Task brief:
Copy, from the material below, each line where "name" shows up.

<<<<

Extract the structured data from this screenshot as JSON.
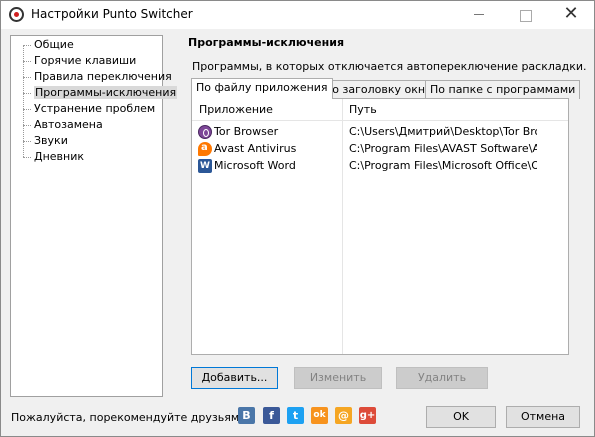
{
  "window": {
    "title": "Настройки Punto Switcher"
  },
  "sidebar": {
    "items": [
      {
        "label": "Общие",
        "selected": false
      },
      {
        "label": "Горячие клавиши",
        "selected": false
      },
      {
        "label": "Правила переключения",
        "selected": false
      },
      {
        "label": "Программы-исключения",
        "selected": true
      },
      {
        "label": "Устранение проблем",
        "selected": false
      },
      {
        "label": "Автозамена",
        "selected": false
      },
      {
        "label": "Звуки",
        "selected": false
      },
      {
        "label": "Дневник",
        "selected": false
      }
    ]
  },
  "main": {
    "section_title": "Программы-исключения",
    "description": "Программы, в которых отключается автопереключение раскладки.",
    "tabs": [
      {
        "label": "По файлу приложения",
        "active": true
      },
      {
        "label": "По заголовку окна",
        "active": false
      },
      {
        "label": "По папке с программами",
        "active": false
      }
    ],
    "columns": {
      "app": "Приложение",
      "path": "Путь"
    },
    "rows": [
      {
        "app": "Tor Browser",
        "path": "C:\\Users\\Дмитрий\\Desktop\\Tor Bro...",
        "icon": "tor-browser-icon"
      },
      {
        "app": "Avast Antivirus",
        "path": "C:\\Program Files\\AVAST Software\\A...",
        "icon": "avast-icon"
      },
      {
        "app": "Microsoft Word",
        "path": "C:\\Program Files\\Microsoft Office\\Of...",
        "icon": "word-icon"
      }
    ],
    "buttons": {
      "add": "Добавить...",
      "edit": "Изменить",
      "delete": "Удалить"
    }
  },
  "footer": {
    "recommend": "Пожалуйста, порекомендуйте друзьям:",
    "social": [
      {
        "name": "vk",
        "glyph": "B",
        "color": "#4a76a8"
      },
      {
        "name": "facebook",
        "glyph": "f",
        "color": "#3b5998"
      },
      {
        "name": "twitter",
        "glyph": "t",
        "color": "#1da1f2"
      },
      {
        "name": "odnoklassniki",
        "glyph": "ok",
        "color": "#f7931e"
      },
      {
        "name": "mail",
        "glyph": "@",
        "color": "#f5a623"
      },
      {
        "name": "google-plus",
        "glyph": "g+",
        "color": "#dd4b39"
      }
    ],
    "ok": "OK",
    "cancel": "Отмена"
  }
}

>>>>

Answer to this problem:
        "name": "vk",
        "name": "facebook",
        "name": "twitter",
        "name": "odnoklassniki",
        "name": "mail",
        "name": "google-plus",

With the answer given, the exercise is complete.